Yang Diharapkan
Tuliskan kembali tanpa perubahan bagian artikel tentang gerabah Desa Melikan antara "Desa Melikan: Laboratorium" dan "dengan kehidupan masyarakatnya.", termasuk kedua bagian tersebut.

Friday, May 25, 2007

Desa Melikan: Laboratorium Gerabah Diambang Punah

MUNGKIN tidak semua orang pernah mendengar tentang desa Melikan. Desa yang berada di kecamatan Wedi, kabupaten Klaten ini begitu tersohor karena menjadi sentra kerajinan industri gerabah dan keramik. Tentu saja tidak sebesar bila dibandingkan dengan Kasongan, Bantul. Tetapi menurut Kepala Desa Melikan, Nurdi Agus Sutanto, sebenarnya umur kerajinan gerabah di desa Melikan sudah 602 tahun. Masa yang cukup panjang untuk sebuah sentra kerajinan dalam bertahan dan tumbuh bersama dengan kehidupan masyarakatnya.

Perkembangannya kemudian pengrajin gerabah di desa Melikan mulai melakukan berbagai tambahan dan inovasi-inovasi yang diharapkan akan menghasilkan karya seni tinggi. Tambahan-tambahan berupa penambahan rotan, dan sebagainya dimulai pada dekade 1990-an. Dalam perkembangannya pengrajin di desa Melikan kemudian juga telah mampu menghasilkan keramik. Jadi selain sebagai penghasil gerabah, desa Melikan juga merupakan penghasil keramik.

Keistimewaan dari keramik yang ada di desa Melikan adalah teknik pembuatannya yang menggunakan teknik “Perbot Miring” atau “Pelarik”. Teknik yang digunakan adalah dengan putaran miring, yang menempatkan posisi lempengan sebagai alat putar condong beberapa derajat ke depan. Posisi inilah yang kemudian menghasilkan produk gerabah yang kecil dan pendek. Konon teknik ini tidak dapat ditemukan di tempat lain di Indonesia atau bahkan di dunia sekalipun. Ini jugalah yang membuat Profesor Chitaru Kawasaki jatuh hati pada desa Melikan, sehingga mendorongnya membuat laboratorium kerajinan gerabah dan keramik pada tahun 2004 kemarin. Tentu saja teknik ini tidak mengurangi kualitas dan nilai dari hasil kerajinan itu sendiri.

Materi yang Ditampilkan
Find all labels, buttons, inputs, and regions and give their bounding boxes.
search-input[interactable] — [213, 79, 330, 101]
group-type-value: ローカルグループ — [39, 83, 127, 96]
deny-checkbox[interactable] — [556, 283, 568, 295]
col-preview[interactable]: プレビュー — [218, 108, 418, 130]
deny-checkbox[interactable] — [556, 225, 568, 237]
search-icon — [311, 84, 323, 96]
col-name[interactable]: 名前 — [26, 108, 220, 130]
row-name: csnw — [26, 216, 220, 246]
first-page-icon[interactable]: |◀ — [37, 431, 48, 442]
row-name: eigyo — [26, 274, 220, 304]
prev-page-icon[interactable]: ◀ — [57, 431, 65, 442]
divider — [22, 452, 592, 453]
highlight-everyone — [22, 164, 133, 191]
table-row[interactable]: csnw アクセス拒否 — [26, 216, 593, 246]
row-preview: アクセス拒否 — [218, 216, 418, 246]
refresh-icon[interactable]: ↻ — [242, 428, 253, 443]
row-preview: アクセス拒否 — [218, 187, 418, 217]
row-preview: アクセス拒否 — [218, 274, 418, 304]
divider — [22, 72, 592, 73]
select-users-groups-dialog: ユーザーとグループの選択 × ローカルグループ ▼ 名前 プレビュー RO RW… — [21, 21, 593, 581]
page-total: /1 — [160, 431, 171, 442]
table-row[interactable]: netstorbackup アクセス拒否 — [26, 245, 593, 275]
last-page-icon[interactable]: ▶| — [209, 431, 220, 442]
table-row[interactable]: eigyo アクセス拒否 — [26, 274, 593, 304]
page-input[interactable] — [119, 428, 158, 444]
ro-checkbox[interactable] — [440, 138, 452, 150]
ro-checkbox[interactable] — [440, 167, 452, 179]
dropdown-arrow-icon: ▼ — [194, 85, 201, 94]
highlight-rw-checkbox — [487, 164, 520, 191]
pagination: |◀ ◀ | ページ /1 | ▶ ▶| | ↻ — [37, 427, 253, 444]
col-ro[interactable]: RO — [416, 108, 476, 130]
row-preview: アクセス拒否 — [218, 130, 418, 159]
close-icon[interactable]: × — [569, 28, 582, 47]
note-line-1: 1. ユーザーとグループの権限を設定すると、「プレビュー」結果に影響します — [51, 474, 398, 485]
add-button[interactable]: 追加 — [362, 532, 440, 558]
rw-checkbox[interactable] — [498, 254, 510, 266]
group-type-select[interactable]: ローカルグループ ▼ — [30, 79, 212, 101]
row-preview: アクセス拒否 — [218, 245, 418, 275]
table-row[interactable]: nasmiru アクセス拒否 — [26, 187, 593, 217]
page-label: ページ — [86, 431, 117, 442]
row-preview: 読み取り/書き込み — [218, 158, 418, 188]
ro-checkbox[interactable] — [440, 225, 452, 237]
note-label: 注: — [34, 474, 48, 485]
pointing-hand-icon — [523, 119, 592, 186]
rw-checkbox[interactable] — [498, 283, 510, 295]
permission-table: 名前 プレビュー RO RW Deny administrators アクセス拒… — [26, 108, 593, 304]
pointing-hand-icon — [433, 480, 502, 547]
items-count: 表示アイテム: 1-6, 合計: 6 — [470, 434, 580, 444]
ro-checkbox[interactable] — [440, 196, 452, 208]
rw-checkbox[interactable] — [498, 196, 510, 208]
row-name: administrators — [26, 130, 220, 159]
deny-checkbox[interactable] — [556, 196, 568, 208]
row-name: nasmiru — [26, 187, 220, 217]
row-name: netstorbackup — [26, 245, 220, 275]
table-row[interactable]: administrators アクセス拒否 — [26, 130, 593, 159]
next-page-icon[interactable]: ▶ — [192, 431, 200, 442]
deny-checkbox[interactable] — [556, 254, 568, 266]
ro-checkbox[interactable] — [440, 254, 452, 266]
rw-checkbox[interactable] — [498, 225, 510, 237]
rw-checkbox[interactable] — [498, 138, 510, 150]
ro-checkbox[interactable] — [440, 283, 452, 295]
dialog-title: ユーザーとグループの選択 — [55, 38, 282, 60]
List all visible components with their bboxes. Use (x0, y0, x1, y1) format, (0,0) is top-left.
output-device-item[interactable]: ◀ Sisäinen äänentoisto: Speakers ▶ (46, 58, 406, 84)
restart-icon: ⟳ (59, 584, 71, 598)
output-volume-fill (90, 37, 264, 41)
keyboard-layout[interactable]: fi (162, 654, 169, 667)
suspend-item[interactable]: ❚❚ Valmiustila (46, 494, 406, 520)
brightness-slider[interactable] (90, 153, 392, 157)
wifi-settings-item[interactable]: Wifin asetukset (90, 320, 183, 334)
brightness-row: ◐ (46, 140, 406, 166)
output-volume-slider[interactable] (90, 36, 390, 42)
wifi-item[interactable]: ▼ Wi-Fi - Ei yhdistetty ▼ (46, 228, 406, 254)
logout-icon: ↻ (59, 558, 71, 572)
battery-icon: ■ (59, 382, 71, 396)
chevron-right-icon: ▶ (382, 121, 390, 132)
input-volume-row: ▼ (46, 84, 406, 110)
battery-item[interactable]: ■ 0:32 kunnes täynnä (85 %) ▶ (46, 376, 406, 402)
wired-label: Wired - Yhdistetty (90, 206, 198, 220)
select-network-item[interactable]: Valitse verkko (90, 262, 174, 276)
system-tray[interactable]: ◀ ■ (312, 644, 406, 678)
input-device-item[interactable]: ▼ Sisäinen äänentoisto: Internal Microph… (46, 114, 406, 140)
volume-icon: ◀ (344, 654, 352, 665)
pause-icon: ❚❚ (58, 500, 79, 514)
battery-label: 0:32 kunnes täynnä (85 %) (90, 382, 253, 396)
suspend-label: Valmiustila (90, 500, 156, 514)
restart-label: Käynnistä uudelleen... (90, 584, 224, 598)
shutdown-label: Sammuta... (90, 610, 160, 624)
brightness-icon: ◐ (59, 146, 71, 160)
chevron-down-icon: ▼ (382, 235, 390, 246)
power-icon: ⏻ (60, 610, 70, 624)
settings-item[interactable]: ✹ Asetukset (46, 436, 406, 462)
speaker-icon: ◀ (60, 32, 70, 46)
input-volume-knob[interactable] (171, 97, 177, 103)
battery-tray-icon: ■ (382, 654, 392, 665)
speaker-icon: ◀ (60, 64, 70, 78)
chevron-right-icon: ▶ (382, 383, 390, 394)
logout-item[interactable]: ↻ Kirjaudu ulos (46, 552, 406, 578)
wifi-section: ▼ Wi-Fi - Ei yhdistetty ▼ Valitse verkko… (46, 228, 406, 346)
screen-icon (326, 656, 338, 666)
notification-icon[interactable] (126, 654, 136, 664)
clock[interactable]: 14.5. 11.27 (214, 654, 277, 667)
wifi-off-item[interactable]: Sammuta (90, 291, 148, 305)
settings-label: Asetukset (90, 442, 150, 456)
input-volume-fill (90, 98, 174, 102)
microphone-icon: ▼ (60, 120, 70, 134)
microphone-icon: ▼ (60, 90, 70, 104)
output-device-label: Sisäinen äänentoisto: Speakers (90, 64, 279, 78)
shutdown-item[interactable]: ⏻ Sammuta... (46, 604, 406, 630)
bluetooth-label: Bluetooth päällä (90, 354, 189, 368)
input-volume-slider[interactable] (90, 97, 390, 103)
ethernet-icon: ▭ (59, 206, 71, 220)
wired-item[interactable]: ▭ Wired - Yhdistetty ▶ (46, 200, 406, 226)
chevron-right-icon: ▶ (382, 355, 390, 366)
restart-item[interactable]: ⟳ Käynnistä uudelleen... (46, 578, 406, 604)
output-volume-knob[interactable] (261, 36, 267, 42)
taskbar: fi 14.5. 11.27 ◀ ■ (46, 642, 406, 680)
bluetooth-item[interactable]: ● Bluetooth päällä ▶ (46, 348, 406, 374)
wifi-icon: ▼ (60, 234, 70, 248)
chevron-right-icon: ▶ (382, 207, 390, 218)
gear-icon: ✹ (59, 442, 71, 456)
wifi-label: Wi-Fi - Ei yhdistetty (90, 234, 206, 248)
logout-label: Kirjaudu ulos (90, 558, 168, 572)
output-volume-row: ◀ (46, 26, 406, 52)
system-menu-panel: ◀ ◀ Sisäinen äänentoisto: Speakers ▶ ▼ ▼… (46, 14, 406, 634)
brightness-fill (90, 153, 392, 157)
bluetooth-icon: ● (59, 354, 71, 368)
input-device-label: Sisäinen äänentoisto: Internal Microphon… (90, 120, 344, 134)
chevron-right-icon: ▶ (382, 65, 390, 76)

Jawaban Tertulis
Desa Melikan: Laboratorium Gerabah Diambang Punah

MUNGKIN tidak semua orang pernah mendengar tentang desa Melikan. Desa yang berada di kecamatan Wedi, kabupaten Klaten ini begitu tersohor karena menjadi sentra kerajinan industri gerabah dan keramik. Tentu saja tidak sebesar bila dibandingkan dengan Kasongan, Bantul. Tetapi menurut Kepala Desa Melikan, Nurdi Agus Sutanto, sebenarnya umur kerajinan gerabah di desa Melikan sudah 602 tahun. Masa yang cukup panjang untuk sebuah sentra kerajinan dalam bertahan dan tumbuh bersama dengan kehidupan masyarakatnya.